__Material provided__:
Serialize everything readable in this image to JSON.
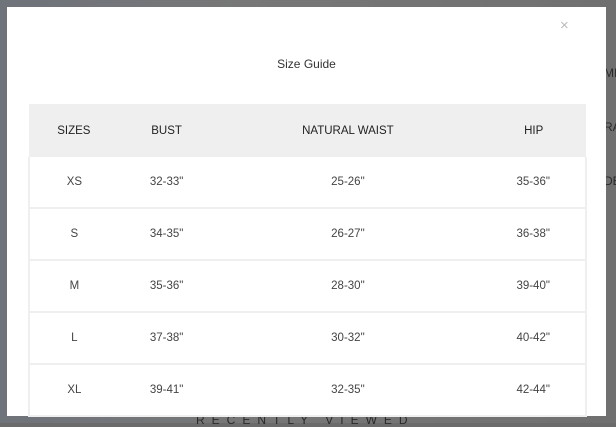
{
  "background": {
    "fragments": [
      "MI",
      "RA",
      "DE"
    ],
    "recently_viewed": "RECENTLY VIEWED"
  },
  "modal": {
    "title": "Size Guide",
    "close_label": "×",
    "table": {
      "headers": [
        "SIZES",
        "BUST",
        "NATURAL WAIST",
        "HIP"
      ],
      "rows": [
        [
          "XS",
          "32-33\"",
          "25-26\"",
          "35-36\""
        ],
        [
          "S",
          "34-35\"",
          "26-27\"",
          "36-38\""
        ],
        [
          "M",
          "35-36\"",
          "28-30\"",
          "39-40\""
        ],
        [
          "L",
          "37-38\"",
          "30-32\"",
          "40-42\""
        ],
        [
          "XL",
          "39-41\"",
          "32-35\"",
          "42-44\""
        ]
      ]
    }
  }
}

* * *

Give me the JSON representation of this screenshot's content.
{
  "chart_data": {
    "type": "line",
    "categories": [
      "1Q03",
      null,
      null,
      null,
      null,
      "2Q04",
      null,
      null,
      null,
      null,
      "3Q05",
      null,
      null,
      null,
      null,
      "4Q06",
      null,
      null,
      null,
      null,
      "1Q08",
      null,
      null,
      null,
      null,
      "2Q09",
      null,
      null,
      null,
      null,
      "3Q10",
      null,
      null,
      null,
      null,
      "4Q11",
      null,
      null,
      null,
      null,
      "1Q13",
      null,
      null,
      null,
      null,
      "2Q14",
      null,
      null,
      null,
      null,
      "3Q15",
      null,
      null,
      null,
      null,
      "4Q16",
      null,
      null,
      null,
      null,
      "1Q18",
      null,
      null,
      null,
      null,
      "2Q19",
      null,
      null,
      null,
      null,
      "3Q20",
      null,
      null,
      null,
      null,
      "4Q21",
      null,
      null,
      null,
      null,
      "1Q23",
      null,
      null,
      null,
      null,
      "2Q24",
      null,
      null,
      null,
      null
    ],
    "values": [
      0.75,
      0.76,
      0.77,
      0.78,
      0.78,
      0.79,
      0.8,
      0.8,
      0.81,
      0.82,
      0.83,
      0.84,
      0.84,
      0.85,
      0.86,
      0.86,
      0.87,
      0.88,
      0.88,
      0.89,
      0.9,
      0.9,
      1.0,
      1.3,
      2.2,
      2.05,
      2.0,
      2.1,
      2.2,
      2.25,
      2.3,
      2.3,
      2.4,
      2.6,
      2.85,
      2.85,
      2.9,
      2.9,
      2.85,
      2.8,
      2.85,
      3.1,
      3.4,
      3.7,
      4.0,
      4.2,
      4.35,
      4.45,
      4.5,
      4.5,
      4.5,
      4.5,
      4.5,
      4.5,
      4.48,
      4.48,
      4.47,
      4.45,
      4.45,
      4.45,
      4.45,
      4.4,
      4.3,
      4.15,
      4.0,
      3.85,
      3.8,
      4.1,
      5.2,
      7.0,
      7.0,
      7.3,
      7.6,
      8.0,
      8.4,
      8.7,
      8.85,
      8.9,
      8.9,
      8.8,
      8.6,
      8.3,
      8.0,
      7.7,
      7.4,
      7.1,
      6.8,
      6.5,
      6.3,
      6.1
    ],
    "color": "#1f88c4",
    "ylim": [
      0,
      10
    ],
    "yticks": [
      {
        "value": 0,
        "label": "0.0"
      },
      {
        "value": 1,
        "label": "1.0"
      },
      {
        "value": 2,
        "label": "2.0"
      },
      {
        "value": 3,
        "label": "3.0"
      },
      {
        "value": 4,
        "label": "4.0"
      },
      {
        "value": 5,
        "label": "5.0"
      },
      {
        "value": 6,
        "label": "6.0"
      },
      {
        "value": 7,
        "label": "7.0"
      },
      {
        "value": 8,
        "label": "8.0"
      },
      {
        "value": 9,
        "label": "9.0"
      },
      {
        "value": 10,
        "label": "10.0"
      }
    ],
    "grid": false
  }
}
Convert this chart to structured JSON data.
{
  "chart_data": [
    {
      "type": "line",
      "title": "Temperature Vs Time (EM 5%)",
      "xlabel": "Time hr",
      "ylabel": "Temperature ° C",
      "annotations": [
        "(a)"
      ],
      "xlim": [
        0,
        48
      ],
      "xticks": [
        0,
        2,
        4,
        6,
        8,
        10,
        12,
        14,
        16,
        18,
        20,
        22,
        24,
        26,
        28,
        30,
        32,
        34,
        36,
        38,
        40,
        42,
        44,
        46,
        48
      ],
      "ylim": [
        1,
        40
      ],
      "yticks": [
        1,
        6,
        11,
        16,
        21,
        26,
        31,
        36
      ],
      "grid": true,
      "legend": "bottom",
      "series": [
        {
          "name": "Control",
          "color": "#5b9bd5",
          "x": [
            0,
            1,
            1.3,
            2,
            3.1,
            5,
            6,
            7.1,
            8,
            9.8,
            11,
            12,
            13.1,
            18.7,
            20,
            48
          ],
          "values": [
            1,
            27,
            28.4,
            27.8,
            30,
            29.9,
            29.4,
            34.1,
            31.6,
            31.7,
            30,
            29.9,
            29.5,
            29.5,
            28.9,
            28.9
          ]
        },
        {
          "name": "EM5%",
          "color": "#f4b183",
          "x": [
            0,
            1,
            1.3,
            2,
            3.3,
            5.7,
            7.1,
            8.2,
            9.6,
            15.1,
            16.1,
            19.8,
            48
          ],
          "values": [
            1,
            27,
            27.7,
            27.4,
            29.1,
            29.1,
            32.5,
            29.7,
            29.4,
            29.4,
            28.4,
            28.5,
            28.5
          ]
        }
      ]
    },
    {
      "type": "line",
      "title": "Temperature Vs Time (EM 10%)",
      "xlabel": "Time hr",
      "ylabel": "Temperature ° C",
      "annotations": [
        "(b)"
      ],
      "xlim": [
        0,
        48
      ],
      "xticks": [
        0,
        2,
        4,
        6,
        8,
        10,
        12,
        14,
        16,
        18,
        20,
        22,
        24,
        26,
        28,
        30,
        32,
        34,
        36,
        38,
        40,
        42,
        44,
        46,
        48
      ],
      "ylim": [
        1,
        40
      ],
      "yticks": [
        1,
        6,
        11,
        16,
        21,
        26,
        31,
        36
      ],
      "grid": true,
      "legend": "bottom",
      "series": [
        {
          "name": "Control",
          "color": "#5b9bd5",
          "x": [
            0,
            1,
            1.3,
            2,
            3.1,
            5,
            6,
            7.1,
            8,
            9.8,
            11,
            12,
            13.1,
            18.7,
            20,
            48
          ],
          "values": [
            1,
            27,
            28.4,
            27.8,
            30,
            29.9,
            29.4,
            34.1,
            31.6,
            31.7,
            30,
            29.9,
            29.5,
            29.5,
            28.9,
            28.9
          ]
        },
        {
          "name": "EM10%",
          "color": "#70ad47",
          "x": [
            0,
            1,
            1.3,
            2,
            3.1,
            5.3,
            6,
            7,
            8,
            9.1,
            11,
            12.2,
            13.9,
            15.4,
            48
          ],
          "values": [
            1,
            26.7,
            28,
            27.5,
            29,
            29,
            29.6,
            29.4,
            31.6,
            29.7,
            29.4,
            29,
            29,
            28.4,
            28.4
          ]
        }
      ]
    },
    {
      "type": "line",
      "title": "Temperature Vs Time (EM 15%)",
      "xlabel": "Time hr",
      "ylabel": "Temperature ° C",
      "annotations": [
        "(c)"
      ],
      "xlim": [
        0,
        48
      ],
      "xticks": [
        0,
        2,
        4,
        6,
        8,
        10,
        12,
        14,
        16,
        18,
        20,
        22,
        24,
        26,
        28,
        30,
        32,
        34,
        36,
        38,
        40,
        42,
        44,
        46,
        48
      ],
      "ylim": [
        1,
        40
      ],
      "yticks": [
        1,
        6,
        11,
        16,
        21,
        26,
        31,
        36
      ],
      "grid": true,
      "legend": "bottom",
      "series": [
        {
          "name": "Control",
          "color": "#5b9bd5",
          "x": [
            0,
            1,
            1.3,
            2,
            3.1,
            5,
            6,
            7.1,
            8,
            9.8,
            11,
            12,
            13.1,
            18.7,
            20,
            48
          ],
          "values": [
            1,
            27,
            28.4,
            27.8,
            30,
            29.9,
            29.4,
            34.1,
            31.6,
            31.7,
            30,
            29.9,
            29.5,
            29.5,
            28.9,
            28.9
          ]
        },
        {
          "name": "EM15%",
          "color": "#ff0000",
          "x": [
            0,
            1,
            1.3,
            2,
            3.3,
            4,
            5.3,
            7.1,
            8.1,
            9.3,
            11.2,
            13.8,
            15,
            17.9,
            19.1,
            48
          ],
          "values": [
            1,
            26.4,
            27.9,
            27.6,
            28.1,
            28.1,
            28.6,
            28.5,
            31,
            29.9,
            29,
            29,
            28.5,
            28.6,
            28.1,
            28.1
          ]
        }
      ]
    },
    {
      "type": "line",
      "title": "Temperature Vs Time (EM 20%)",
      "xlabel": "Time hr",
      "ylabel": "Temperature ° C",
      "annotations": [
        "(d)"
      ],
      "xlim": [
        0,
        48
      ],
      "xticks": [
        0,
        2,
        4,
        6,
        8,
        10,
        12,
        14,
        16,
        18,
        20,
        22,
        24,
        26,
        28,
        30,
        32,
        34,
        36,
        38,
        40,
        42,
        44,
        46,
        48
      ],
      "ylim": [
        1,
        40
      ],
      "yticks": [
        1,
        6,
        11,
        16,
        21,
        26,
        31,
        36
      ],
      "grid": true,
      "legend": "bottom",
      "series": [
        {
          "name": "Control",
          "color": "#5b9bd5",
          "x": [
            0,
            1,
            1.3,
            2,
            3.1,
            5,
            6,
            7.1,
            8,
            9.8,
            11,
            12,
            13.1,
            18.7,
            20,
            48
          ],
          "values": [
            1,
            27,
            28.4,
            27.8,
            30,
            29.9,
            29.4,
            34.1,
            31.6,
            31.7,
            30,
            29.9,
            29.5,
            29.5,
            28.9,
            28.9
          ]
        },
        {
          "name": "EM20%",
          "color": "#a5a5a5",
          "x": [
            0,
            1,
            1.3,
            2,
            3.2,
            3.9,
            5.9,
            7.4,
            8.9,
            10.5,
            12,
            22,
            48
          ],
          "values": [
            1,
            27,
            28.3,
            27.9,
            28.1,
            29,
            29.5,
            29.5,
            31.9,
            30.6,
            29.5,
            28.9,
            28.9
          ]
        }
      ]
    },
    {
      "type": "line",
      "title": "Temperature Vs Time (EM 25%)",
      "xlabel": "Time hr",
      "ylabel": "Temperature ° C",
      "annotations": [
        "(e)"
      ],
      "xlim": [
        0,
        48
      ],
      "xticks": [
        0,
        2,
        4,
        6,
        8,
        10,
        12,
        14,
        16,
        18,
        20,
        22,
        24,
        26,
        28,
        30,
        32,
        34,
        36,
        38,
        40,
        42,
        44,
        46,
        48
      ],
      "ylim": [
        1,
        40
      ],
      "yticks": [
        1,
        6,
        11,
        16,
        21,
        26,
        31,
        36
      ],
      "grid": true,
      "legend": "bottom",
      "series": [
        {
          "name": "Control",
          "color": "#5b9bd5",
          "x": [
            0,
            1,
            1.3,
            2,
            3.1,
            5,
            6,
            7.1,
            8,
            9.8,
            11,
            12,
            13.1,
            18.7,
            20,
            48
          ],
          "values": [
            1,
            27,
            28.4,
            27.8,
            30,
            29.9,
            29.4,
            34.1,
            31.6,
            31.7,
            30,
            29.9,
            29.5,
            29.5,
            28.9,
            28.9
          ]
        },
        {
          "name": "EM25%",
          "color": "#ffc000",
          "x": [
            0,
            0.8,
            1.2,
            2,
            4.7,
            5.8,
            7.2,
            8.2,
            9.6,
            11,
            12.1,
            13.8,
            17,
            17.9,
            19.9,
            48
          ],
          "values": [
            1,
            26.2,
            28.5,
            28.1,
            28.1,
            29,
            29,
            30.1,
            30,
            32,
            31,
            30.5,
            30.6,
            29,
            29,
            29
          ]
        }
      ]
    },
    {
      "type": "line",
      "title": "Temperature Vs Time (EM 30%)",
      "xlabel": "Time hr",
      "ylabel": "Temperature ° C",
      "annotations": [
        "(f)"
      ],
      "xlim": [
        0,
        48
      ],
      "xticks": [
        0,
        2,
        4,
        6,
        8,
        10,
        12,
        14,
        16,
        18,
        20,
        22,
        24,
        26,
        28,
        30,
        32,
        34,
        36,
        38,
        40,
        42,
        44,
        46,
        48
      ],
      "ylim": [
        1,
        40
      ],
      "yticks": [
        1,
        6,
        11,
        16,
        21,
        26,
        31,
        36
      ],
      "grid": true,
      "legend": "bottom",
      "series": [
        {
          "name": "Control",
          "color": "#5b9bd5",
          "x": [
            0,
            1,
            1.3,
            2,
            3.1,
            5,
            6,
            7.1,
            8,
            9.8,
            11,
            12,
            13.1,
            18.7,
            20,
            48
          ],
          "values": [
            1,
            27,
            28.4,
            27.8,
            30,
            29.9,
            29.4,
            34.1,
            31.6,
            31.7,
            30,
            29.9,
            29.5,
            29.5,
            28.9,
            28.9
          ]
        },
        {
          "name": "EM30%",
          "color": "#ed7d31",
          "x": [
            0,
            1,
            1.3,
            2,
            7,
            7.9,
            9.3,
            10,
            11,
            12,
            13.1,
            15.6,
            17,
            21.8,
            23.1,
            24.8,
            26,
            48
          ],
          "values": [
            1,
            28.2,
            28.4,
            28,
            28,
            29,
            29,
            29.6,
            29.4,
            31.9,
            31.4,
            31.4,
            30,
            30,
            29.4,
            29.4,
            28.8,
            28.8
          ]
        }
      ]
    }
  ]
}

__To be done__: Every line of the records that includes the word "JSON" should be gathered.

__Right answer__:
Serialize everything readable in this image to JSON.
Give me the JSON representation of this screenshot's content.
Convert this chart to structured JSON data.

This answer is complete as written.